• _Requirement_
Count lines holding the word "guitare". Only the number is wanted.

◆ ◆ ◆ ◆ ◆

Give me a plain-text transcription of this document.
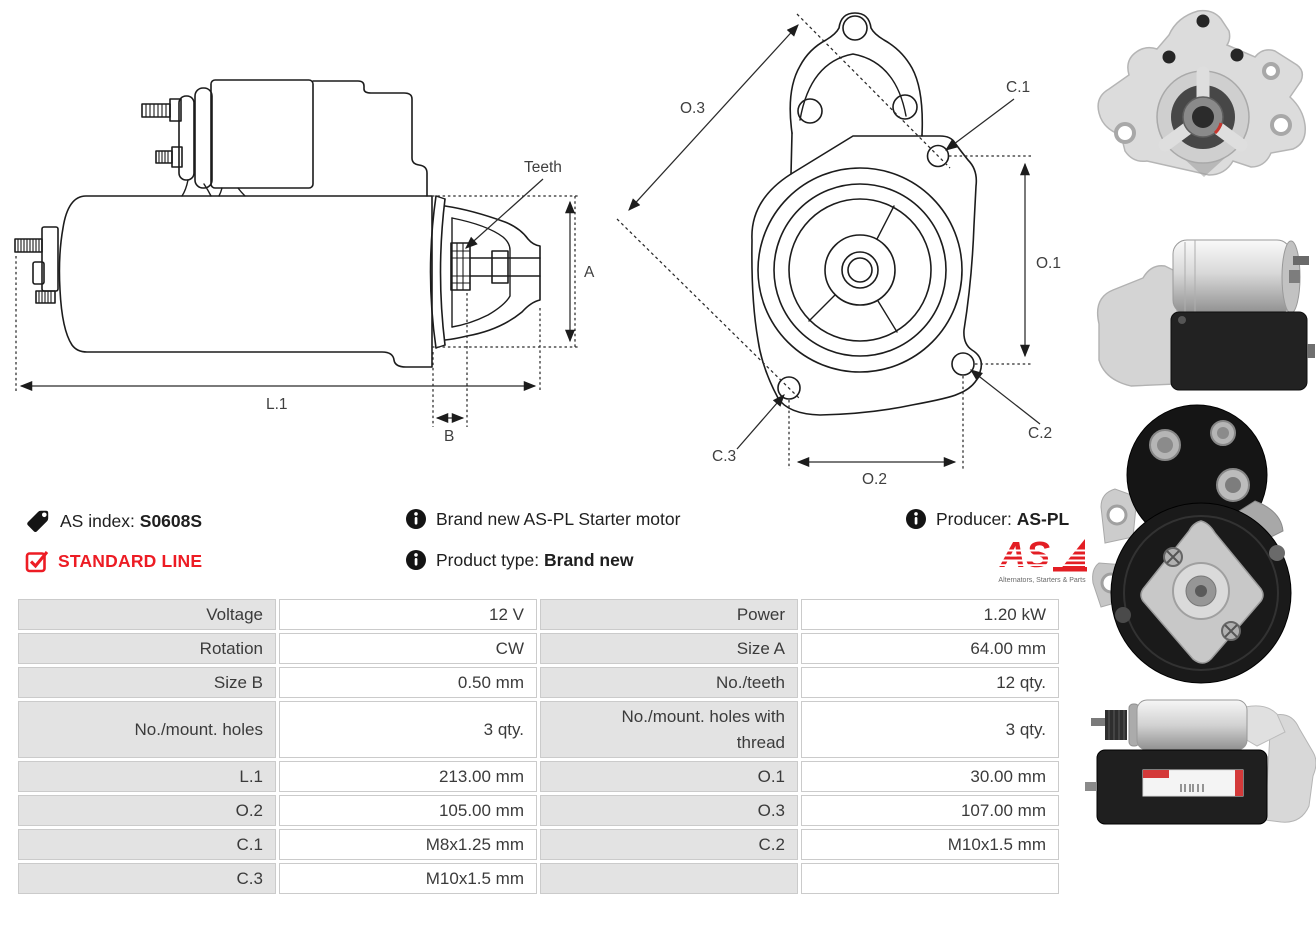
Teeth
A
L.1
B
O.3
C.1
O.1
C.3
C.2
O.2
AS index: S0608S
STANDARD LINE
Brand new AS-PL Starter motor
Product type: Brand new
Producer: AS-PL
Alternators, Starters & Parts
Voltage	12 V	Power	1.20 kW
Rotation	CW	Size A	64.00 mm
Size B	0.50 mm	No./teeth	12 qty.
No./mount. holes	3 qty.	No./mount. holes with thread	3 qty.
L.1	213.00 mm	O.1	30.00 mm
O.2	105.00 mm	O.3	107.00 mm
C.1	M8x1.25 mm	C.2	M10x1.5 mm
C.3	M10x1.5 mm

◆ ◆ ◆ ◆ ◆

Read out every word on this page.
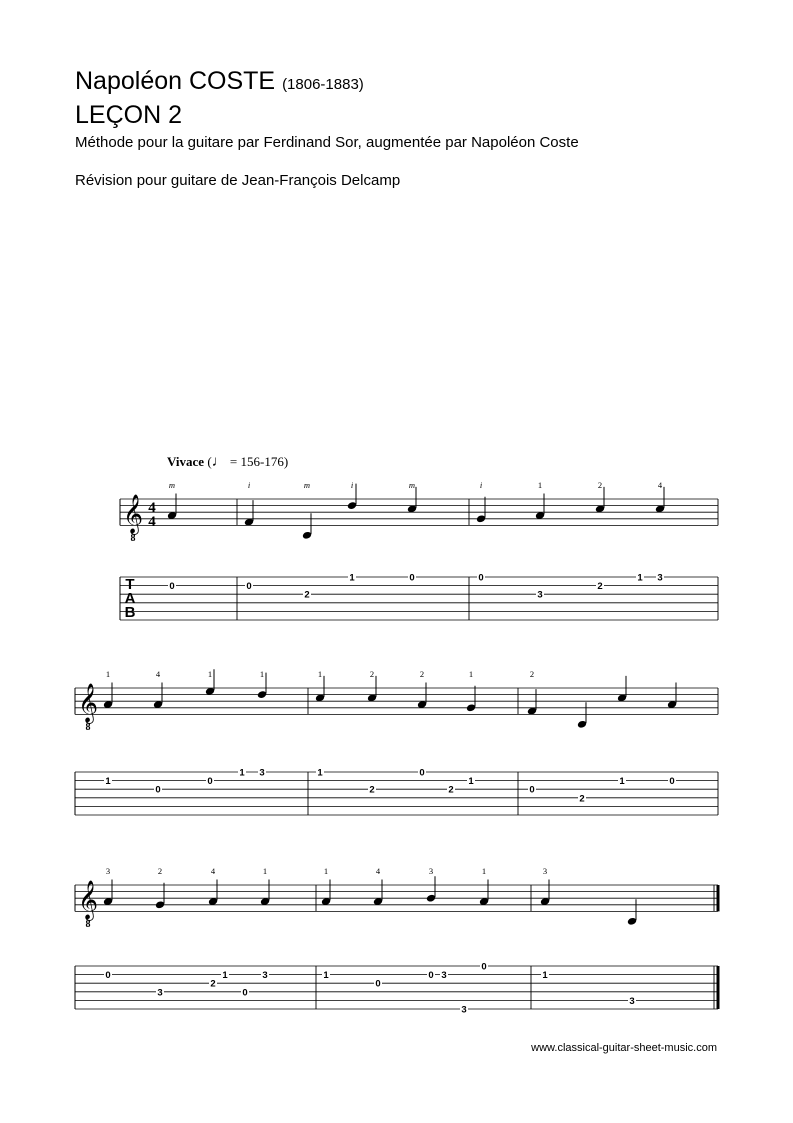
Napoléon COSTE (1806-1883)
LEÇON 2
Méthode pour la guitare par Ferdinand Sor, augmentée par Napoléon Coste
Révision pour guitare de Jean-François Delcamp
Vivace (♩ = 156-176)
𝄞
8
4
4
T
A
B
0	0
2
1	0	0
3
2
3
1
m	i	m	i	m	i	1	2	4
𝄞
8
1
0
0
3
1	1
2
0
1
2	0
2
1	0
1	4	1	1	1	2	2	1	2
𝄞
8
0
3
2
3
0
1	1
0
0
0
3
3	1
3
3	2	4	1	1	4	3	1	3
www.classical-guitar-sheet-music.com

◆ ◆ ◆ ◆ ◆

• _Result of the exercise_
2